Your instructions: Scan the material below for lines with the word "Tasks" and report how many there are, with nothing added.

(Dataset excerpt)
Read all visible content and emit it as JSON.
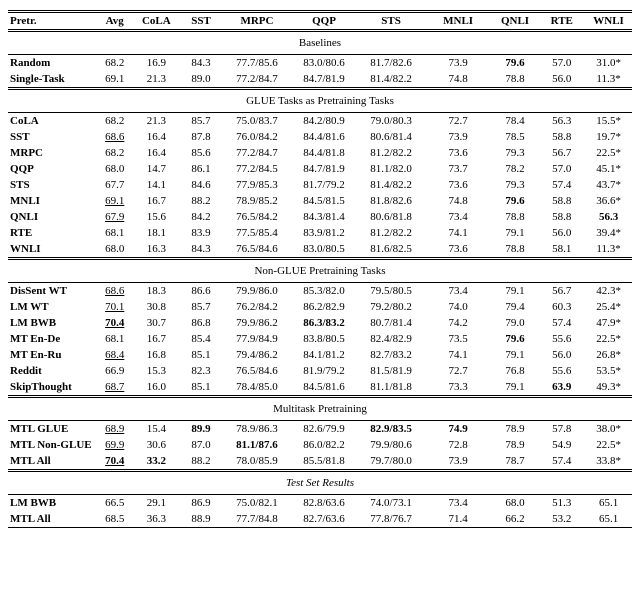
{
  "columns": [
    "Pretr.",
    "Avg",
    "CoLA",
    "SST",
    "MRPC",
    "QQP",
    "STS",
    "MNLI",
    "QNLI",
    "RTE",
    "WNLI"
  ],
  "sections": [
    {
      "title": "Baselines",
      "rows": [
        {
          "label": "Random",
          "label_bold": true,
          "cells": [
            {
              "v": "68.2"
            },
            {
              "v": "16.9"
            },
            {
              "v": "84.3"
            },
            {
              "v": "77.7/85.6"
            },
            {
              "v": "83.0/80.6"
            },
            {
              "v": "81.7/82.6"
            },
            {
              "v": "73.9"
            },
            {
              "v": "79.6",
              "b": true
            },
            {
              "v": "57.0"
            },
            {
              "v": "31.0*"
            }
          ]
        },
        {
          "label": "Single-Task",
          "label_bold": true,
          "cells": [
            {
              "v": "69.1"
            },
            {
              "v": "21.3"
            },
            {
              "v": "89.0"
            },
            {
              "v": "77.2/84.7"
            },
            {
              "v": "84.7/81.9"
            },
            {
              "v": "81.4/82.2"
            },
            {
              "v": "74.8"
            },
            {
              "v": "78.8"
            },
            {
              "v": "56.0"
            },
            {
              "v": "11.3*"
            }
          ]
        }
      ]
    },
    {
      "title": "GLUE Tasks as Pretraining Tasks",
      "rows": [
        {
          "label": "CoLA",
          "label_bold": true,
          "cells": [
            {
              "v": "68.2"
            },
            {
              "v": "21.3"
            },
            {
              "v": "85.7"
            },
            {
              "v": "75.0/83.7"
            },
            {
              "v": "84.2/80.9"
            },
            {
              "v": "79.0/80.3"
            },
            {
              "v": "72.7"
            },
            {
              "v": "78.4"
            },
            {
              "v": "56.3"
            },
            {
              "v": "15.5*"
            }
          ]
        },
        {
          "label": "SST",
          "label_bold": true,
          "cells": [
            {
              "v": "68.6",
              "u": true
            },
            {
              "v": "16.4"
            },
            {
              "v": "87.8"
            },
            {
              "v": "76.0/84.2"
            },
            {
              "v": "84.4/81.6"
            },
            {
              "v": "80.6/81.4"
            },
            {
              "v": "73.9"
            },
            {
              "v": "78.5"
            },
            {
              "v": "58.8"
            },
            {
              "v": "19.7*"
            }
          ]
        },
        {
          "label": "MRPC",
          "label_bold": true,
          "cells": [
            {
              "v": "68.2"
            },
            {
              "v": "16.4"
            },
            {
              "v": "85.6"
            },
            {
              "v": "77.2/84.7"
            },
            {
              "v": "84.4/81.8"
            },
            {
              "v": "81.2/82.2"
            },
            {
              "v": "73.6"
            },
            {
              "v": "79.3"
            },
            {
              "v": "56.7"
            },
            {
              "v": "22.5*"
            }
          ]
        },
        {
          "label": "QQP",
          "label_bold": true,
          "cells": [
            {
              "v": "68.0"
            },
            {
              "v": "14.7"
            },
            {
              "v": "86.1"
            },
            {
              "v": "77.2/84.5"
            },
            {
              "v": "84.7/81.9"
            },
            {
              "v": "81.1/82.0"
            },
            {
              "v": "73.7"
            },
            {
              "v": "78.2"
            },
            {
              "v": "57.0"
            },
            {
              "v": "45.1*"
            }
          ]
        },
        {
          "label": "STS",
          "label_bold": true,
          "cells": [
            {
              "v": "67.7"
            },
            {
              "v": "14.1"
            },
            {
              "v": "84.6"
            },
            {
              "v": "77.9/85.3"
            },
            {
              "v": "81.7/79.2"
            },
            {
              "v": "81.4/82.2"
            },
            {
              "v": "73.6"
            },
            {
              "v": "79.3"
            },
            {
              "v": "57.4"
            },
            {
              "v": "43.7*"
            }
          ]
        },
        {
          "label": "MNLI",
          "label_bold": true,
          "cells": [
            {
              "v": "69.1",
              "u": true
            },
            {
              "v": "16.7"
            },
            {
              "v": "88.2"
            },
            {
              "v": "78.9/85.2"
            },
            {
              "v": "84.5/81.5"
            },
            {
              "v": "81.8/82.6"
            },
            {
              "v": "74.8"
            },
            {
              "v": "79.6",
              "b": true
            },
            {
              "v": "58.8"
            },
            {
              "v": "36.6*"
            }
          ]
        },
        {
          "label": "QNLI",
          "label_bold": true,
          "cells": [
            {
              "v": "67.9",
              "u": true
            },
            {
              "v": "15.6"
            },
            {
              "v": "84.2"
            },
            {
              "v": "76.5/84.2"
            },
            {
              "v": "84.3/81.4"
            },
            {
              "v": "80.6/81.8"
            },
            {
              "v": "73.4"
            },
            {
              "v": "78.8"
            },
            {
              "v": "58.8"
            },
            {
              "v": "56.3",
              "b": true
            }
          ]
        },
        {
          "label": "RTE",
          "label_bold": true,
          "cells": [
            {
              "v": "68.1"
            },
            {
              "v": "18.1"
            },
            {
              "v": "83.9"
            },
            {
              "v": "77.5/85.4"
            },
            {
              "v": "83.9/81.2"
            },
            {
              "v": "81.2/82.2"
            },
            {
              "v": "74.1"
            },
            {
              "v": "79.1"
            },
            {
              "v": "56.0"
            },
            {
              "v": "39.4*"
            }
          ]
        },
        {
          "label": "WNLI",
          "label_bold": true,
          "cells": [
            {
              "v": "68.0"
            },
            {
              "v": "16.3"
            },
            {
              "v": "84.3"
            },
            {
              "v": "76.5/84.6"
            },
            {
              "v": "83.0/80.5"
            },
            {
              "v": "81.6/82.5"
            },
            {
              "v": "73.6"
            },
            {
              "v": "78.8"
            },
            {
              "v": "58.1"
            },
            {
              "v": "11.3*"
            }
          ]
        }
      ]
    },
    {
      "title": "Non-GLUE Pretraining Tasks",
      "rows": [
        {
          "label": "DisSent WT",
          "label_bold": true,
          "cells": [
            {
              "v": "68.6",
              "u": true
            },
            {
              "v": "18.3"
            },
            {
              "v": "86.6"
            },
            {
              "v": "79.9/86.0"
            },
            {
              "v": "85.3/82.0"
            },
            {
              "v": "79.5/80.5"
            },
            {
              "v": "73.4"
            },
            {
              "v": "79.1"
            },
            {
              "v": "56.7"
            },
            {
              "v": "42.3*"
            }
          ]
        },
        {
          "label": "LM WT",
          "label_bold": true,
          "cells": [
            {
              "v": "70.1",
              "u": true
            },
            {
              "v": "30.8"
            },
            {
              "v": "85.7"
            },
            {
              "v": "76.2/84.2"
            },
            {
              "v": "86.2/82.9"
            },
            {
              "v": "79.2/80.2"
            },
            {
              "v": "74.0"
            },
            {
              "v": "79.4"
            },
            {
              "v": "60.3"
            },
            {
              "v": "25.4*"
            }
          ]
        },
        {
          "label": "LM BWB",
          "label_bold": true,
          "cells": [
            {
              "v": "70.4",
              "b": true,
              "u": true
            },
            {
              "v": "30.7"
            },
            {
              "v": "86.8"
            },
            {
              "v": "79.9/86.2"
            },
            {
              "v": "86.3/83.2",
              "b": true
            },
            {
              "v": "80.7/81.4"
            },
            {
              "v": "74.2"
            },
            {
              "v": "79.0"
            },
            {
              "v": "57.4"
            },
            {
              "v": "47.9*"
            }
          ]
        },
        {
          "label": "MT En-De",
          "label_bold": true,
          "cells": [
            {
              "v": "68.1"
            },
            {
              "v": "16.7"
            },
            {
              "v": "85.4"
            },
            {
              "v": "77.9/84.9"
            },
            {
              "v": "83.8/80.5"
            },
            {
              "v": "82.4/82.9"
            },
            {
              "v": "73.5"
            },
            {
              "v": "79.6",
              "b": true
            },
            {
              "v": "55.6"
            },
            {
              "v": "22.5*"
            }
          ]
        },
        {
          "label": "MT En-Ru",
          "label_bold": true,
          "cells": [
            {
              "v": "68.4",
              "u": true
            },
            {
              "v": "16.8"
            },
            {
              "v": "85.1"
            },
            {
              "v": "79.4/86.2"
            },
            {
              "v": "84.1/81.2"
            },
            {
              "v": "82.7/83.2"
            },
            {
              "v": "74.1"
            },
            {
              "v": "79.1"
            },
            {
              "v": "56.0"
            },
            {
              "v": "26.8*"
            }
          ]
        },
        {
          "label": "Reddit",
          "label_bold": true,
          "cells": [
            {
              "v": "66.9"
            },
            {
              "v": "15.3"
            },
            {
              "v": "82.3"
            },
            {
              "v": "76.5/84.6"
            },
            {
              "v": "81.9/79.2"
            },
            {
              "v": "81.5/81.9"
            },
            {
              "v": "72.7"
            },
            {
              "v": "76.8"
            },
            {
              "v": "55.6"
            },
            {
              "v": "53.5*"
            }
          ]
        },
        {
          "label": "SkipThought",
          "label_bold": true,
          "cells": [
            {
              "v": "68.7",
              "u": true
            },
            {
              "v": "16.0"
            },
            {
              "v": "85.1"
            },
            {
              "v": "78.4/85.0"
            },
            {
              "v": "84.5/81.6"
            },
            {
              "v": "81.1/81.8"
            },
            {
              "v": "73.3"
            },
            {
              "v": "79.1"
            },
            {
              "v": "63.9",
              "b": true
            },
            {
              "v": "49.3*"
            }
          ]
        }
      ]
    },
    {
      "title": "Multitask Pretraining",
      "rows": [
        {
          "label": "MTL GLUE",
          "label_bold": true,
          "cells": [
            {
              "v": "68.9",
              "u": true
            },
            {
              "v": "15.4"
            },
            {
              "v": "89.9",
              "b": true
            },
            {
              "v": "78.9/86.3"
            },
            {
              "v": "82.6/79.9"
            },
            {
              "v": "82.9/83.5",
              "b": true
            },
            {
              "v": "74.9",
              "b": true
            },
            {
              "v": "78.9"
            },
            {
              "v": "57.8"
            },
            {
              "v": "38.0*"
            }
          ]
        },
        {
          "label": "MTL Non-GLUE",
          "label_bold": true,
          "cells": [
            {
              "v": "69.9",
              "u": true
            },
            {
              "v": "30.6"
            },
            {
              "v": "87.0"
            },
            {
              "v": "81.1/87.6",
              "b": true
            },
            {
              "v": "86.0/82.2"
            },
            {
              "v": "79.9/80.6"
            },
            {
              "v": "72.8"
            },
            {
              "v": "78.9"
            },
            {
              "v": "54.9"
            },
            {
              "v": "22.5*"
            }
          ]
        },
        {
          "label": "MTL All",
          "label_bold": true,
          "cells": [
            {
              "v": "70.4",
              "b": true,
              "u": true
            },
            {
              "v": "33.2",
              "b": true
            },
            {
              "v": "88.2"
            },
            {
              "v": "78.0/85.9"
            },
            {
              "v": "85.5/81.8"
            },
            {
              "v": "79.7/80.0"
            },
            {
              "v": "73.9"
            },
            {
              "v": "78.7"
            },
            {
              "v": "57.4"
            },
            {
              "v": "33.8*"
            }
          ]
        }
      ]
    },
    {
      "title": "Test Set Results",
      "title_italic": true,
      "rows": [
        {
          "label": "LM BWB",
          "label_bold": true,
          "cells": [
            {
              "v": "66.5"
            },
            {
              "v": "29.1"
            },
            {
              "v": "86.9"
            },
            {
              "v": "75.0/82.1"
            },
            {
              "v": "82.8/63.6"
            },
            {
              "v": "74.0/73.1"
            },
            {
              "v": "73.4"
            },
            {
              "v": "68.0"
            },
            {
              "v": "51.3"
            },
            {
              "v": "65.1"
            }
          ]
        },
        {
          "label": "MTL All",
          "label_bold": true,
          "cells": [
            {
              "v": "68.5"
            },
            {
              "v": "36.3"
            },
            {
              "v": "88.9"
            },
            {
              "v": "77.7/84.8"
            },
            {
              "v": "82.7/63.6"
            },
            {
              "v": "77.8/76.7"
            },
            {
              "v": "71.4"
            },
            {
              "v": "66.2"
            },
            {
              "v": "53.2"
            },
            {
              "v": "65.1"
            }
          ]
        }
      ]
    }
  ]
}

Task output: 2